▸ **Given records**
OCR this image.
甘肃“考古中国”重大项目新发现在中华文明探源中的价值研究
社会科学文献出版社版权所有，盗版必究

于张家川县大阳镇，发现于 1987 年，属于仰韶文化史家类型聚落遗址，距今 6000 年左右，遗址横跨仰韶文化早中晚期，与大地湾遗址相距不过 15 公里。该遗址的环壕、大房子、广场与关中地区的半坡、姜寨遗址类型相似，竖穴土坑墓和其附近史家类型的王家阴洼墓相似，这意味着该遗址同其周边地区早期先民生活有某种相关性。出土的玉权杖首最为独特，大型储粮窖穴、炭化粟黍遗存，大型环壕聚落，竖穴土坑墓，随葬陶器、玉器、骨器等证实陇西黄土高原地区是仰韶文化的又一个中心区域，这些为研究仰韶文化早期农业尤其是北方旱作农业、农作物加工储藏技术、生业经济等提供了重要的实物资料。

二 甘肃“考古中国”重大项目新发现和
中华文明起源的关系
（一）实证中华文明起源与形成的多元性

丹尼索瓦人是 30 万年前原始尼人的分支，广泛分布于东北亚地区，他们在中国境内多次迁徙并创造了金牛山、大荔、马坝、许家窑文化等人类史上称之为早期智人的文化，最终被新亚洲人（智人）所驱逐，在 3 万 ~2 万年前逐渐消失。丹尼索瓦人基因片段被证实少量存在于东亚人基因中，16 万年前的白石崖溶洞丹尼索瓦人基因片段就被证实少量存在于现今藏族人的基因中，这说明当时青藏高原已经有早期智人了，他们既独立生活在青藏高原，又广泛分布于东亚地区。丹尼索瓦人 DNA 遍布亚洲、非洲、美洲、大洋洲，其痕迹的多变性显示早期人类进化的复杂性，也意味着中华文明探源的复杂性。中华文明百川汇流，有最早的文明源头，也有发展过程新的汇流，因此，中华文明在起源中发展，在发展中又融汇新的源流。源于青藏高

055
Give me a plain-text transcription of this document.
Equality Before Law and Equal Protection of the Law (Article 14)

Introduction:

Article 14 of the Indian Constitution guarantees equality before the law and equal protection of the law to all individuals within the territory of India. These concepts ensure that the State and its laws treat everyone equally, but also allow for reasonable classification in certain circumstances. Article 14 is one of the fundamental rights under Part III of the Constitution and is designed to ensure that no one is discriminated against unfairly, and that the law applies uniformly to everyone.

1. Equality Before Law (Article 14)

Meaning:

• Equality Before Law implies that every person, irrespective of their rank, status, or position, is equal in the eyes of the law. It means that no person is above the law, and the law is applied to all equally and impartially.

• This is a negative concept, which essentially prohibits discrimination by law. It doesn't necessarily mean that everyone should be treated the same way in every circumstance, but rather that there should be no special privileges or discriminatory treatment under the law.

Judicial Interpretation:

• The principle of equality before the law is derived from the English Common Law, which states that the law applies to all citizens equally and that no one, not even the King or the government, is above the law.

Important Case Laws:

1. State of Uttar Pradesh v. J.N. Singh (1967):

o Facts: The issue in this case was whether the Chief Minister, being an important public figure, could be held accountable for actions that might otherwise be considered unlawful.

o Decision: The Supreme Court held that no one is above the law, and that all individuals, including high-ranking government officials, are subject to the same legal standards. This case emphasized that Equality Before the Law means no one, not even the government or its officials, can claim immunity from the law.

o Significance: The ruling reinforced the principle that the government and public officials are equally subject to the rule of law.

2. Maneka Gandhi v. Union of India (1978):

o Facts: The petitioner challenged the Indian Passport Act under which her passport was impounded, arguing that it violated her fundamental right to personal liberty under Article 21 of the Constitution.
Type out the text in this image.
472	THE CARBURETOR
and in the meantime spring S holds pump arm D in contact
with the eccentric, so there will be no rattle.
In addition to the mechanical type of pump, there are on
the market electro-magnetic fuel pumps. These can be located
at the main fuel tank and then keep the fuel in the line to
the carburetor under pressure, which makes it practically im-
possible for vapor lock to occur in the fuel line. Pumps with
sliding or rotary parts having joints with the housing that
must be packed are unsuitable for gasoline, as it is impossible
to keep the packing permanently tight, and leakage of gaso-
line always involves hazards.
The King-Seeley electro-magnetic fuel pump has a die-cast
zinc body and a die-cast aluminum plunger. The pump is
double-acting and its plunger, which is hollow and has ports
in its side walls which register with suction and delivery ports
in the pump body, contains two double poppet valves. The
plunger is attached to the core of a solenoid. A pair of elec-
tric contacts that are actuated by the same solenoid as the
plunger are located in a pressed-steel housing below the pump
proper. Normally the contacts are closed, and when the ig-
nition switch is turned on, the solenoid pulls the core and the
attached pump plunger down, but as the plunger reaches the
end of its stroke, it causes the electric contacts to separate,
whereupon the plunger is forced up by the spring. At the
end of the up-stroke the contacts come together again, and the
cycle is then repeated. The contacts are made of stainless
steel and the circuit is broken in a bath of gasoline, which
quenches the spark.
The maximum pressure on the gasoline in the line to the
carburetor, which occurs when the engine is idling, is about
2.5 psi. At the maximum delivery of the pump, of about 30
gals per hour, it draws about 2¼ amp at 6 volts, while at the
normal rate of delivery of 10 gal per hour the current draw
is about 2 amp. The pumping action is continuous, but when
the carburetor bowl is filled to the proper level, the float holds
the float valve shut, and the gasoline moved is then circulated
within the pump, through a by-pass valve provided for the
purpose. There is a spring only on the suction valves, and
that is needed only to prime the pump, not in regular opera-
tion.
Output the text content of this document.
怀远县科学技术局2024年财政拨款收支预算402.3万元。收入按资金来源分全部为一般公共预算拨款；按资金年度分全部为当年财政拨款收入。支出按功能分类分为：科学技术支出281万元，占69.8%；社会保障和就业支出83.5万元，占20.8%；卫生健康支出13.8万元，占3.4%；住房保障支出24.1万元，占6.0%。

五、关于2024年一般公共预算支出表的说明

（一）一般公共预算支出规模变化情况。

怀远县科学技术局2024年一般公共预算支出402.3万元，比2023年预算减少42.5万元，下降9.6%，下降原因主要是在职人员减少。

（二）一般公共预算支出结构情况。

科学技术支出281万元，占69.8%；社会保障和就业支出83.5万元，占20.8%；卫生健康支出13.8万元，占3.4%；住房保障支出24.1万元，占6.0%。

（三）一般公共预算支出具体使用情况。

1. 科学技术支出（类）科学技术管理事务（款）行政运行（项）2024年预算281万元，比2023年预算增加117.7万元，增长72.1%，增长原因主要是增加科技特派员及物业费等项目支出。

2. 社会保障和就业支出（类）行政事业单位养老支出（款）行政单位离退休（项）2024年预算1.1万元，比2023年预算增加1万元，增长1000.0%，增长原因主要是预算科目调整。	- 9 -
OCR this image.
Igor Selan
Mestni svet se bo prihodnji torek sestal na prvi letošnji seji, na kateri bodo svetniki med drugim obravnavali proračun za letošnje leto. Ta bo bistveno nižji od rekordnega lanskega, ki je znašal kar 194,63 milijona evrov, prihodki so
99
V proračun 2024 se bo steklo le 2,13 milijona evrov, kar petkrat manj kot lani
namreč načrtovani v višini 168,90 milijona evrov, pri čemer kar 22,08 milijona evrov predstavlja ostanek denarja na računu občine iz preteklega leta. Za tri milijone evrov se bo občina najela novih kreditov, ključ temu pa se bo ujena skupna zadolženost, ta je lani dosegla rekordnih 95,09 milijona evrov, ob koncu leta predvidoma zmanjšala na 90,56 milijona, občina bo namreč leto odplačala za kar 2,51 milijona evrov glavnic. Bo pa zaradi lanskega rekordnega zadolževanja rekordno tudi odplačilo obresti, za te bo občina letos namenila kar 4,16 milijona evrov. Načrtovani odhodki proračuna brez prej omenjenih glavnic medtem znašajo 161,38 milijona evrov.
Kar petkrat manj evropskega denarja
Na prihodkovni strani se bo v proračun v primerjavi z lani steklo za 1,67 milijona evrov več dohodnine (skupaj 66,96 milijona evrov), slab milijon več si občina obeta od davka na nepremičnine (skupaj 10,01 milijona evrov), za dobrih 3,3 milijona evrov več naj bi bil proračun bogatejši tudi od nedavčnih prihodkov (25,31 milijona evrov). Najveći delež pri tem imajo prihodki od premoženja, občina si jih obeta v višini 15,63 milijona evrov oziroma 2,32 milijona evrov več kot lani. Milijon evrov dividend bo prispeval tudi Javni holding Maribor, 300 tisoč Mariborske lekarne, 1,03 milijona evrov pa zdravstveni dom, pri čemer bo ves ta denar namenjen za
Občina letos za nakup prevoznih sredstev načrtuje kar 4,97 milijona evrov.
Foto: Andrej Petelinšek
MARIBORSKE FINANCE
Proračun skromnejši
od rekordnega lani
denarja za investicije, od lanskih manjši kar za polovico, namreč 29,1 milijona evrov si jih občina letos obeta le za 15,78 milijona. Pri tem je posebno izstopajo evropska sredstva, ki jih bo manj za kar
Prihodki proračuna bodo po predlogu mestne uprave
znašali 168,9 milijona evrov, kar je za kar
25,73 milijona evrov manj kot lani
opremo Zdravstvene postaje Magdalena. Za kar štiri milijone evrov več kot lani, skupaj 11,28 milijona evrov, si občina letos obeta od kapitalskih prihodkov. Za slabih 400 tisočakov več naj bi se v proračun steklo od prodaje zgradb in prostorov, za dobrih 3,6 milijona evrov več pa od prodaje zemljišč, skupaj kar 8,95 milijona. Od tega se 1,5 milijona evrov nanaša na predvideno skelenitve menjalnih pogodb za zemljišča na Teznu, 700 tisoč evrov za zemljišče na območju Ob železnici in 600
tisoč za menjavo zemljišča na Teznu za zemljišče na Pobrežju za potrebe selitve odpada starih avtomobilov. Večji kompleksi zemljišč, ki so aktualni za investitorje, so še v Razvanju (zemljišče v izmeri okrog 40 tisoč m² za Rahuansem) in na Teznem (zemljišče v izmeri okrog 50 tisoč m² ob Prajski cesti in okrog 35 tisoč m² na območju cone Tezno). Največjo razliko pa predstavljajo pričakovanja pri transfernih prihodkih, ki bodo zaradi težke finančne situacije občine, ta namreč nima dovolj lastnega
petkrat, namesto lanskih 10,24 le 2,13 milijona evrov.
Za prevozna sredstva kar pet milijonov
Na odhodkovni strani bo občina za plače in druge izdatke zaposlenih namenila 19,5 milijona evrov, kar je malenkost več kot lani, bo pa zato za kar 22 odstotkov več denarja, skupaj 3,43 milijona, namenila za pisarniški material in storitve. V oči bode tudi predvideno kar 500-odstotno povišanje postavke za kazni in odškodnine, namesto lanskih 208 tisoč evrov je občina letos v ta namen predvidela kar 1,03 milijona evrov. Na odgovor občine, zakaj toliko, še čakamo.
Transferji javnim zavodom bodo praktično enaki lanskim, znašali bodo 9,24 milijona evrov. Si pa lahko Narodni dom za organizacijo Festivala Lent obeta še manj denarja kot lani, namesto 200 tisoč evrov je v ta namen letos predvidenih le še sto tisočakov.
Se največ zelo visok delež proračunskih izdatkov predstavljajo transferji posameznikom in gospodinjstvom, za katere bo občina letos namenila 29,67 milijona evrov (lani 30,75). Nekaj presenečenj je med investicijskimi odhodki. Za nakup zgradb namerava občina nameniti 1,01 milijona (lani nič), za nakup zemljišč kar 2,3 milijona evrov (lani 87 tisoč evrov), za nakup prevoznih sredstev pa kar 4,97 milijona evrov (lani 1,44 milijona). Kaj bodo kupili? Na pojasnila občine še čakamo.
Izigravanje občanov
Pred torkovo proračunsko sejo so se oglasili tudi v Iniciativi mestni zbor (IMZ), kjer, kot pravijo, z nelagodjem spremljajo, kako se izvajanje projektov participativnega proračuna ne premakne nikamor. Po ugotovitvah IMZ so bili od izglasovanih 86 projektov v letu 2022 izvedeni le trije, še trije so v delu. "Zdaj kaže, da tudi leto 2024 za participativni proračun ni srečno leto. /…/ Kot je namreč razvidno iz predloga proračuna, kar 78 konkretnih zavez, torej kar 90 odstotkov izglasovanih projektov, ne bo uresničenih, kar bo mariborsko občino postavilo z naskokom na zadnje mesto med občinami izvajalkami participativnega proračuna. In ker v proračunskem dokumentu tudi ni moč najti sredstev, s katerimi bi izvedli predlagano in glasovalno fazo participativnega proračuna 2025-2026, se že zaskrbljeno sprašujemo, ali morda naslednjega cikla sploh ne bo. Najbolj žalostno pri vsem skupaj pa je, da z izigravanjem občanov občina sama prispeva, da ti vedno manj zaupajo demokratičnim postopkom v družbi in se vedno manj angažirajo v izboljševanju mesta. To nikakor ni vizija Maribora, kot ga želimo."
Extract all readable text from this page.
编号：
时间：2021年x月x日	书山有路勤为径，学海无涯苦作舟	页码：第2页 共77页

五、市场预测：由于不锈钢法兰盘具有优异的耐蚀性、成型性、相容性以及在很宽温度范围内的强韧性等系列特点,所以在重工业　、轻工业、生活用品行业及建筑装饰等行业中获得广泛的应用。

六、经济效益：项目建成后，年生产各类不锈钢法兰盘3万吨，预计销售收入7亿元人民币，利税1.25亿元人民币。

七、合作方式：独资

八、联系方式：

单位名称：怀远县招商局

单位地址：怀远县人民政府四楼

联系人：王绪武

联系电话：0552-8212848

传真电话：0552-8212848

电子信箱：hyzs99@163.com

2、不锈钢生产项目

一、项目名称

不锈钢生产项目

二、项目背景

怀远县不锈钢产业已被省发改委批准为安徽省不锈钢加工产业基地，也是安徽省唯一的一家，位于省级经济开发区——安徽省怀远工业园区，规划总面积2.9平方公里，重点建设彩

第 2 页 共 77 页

▸ **Given problem**
Quote, without alteration, the final stretch of the entries: the line with "Extract all readable text from this page." onward to the last line.

▸ **Exercise answer**
Extract all readable text from this page.
编号：
时间：2021年x月x日	书山有路勤为径，学海无涯苦作舟	页码：第2页 共77页

五、市场预测：由于不锈钢法兰盘具有优异的耐蚀性、成型性、相容性以及在很宽温度范围内的强韧性等系列特点,所以在重工业　、轻工业、生活用品行业及建筑装饰等行业中获得广泛的应用。

六、经济效益：项目建成后，年生产各类不锈钢法兰盘3万吨，预计销售收入7亿元人民币，利税1.25亿元人民币。

七、合作方式：独资

八、联系方式：

单位名称：怀远县招商局

单位地址：怀远县人民政府四楼

联系人：王绪武

联系电话：0552-8212848

传真电话：0552-8212848

电子信箱：hyzs99@163.com

2、不锈钢生产项目

一、项目名称

不锈钢生产项目

二、项目背景

怀远县不锈钢产业已被省发改委批准为安徽省不锈钢加工产业基地，也是安徽省唯一的一家，位于省级经济开发区——安徽省怀远工业园区，规划总面积2.9平方公里，重点建设彩

第 2 页 共 77 页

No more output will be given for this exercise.